• Task objective: Repeat the listing that follows, character for character, minus the pictures.

• Supplied data:
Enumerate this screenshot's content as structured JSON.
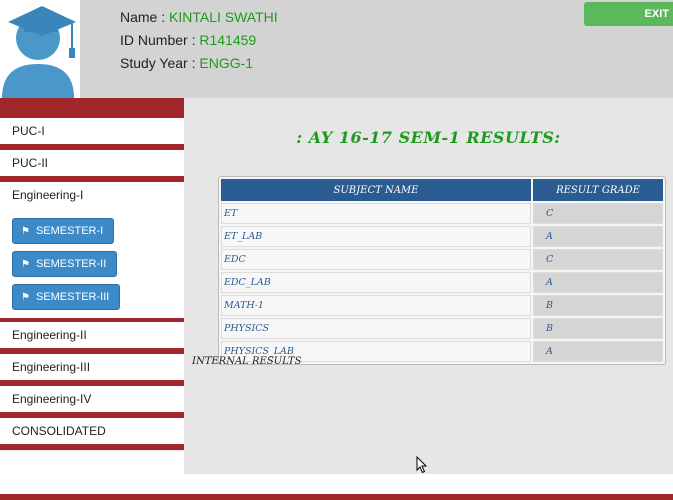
{
  "student": {
    "name_label": "Name : ",
    "name_value": "KINTALI SWATHI",
    "id_label": "ID Number : ",
    "id_value": "R141459",
    "year_label": "Study Year : ",
    "year_value": "ENGG-1"
  },
  "exit_label": "EXIT",
  "sidebar": {
    "items": [
      "PUC-I",
      "PUC-II",
      "Engineering-I",
      "Engineering-II",
      "Engineering-III",
      "Engineering-IV",
      "CONSOLIDATED"
    ],
    "semesters": [
      "SEMESTER-I",
      "SEMESTER-II",
      "SEMESTER-III"
    ]
  },
  "results": {
    "title": ": AY 16-17 SEM-1 RESULTS:",
    "headers": [
      "SUBJECT NAME",
      "RESULT GRADE"
    ],
    "rows": [
      [
        "ET",
        "C"
      ],
      [
        "ET_LAB",
        "A"
      ],
      [
        "EDC",
        "C"
      ],
      [
        "EDC_LAB",
        "A"
      ],
      [
        "MATH-1",
        "B"
      ],
      [
        "PHYSICS",
        "B"
      ],
      [
        "PHYSICS_LAB",
        "A"
      ]
    ]
  },
  "internal_label": "INTERNAL RESULTS",
  "colors": {
    "accent_red": "#a0282a",
    "button_blue": "#3d8ac8",
    "table_header": "#2b5c91",
    "green_text": "#1e9a1e",
    "exit_green": "#5cb85c"
  }
}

• Written solution:
Enumerate this screenshot's content as structured JSON.
{
  "student": {
    "name_label": "Name : ",
    "name_value": "KINTALI SWATHI",
    "id_label": "ID Number : ",
    "id_value": "R141459",
    "year_label": "Study Year : ",
    "year_value": "ENGG-1"
  },
  "exit_label": "EXIT",
  "sidebar": {
    "items": [
      "PUC-I",
      "PUC-II",
      "Engineering-I",
      "Engineering-II",
      "Engineering-III",
      "Engineering-IV",
      "CONSOLIDATED"
    ],
    "semesters": [
      "SEMESTER-I",
      "SEMESTER-II",
      "SEMESTER-III"
    ]
  },
  "results": {
    "title": ": AY 16-17 SEM-1 RESULTS:",
    "headers": [
      "SUBJECT NAME",
      "RESULT GRADE"
    ],
    "rows": [
      [
        "ET",
        "C"
      ],
      [
        "ET_LAB",
        "A"
      ],
      [
        "EDC",
        "C"
      ],
      [
        "EDC_LAB",
        "A"
      ],
      [
        "MATH-1",
        "B"
      ],
      [
        "PHYSICS",
        "B"
      ],
      [
        "PHYSICS_LAB",
        "A"
      ]
    ]
  },
  "internal_label": "INTERNAL RESULTS",
  "colors": {
    "accent_red": "#a0282a",
    "button_blue": "#3d8ac8",
    "table_header": "#2b5c91",
    "green_text": "#1e9a1e",
    "exit_green": "#5cb85c"
  }
}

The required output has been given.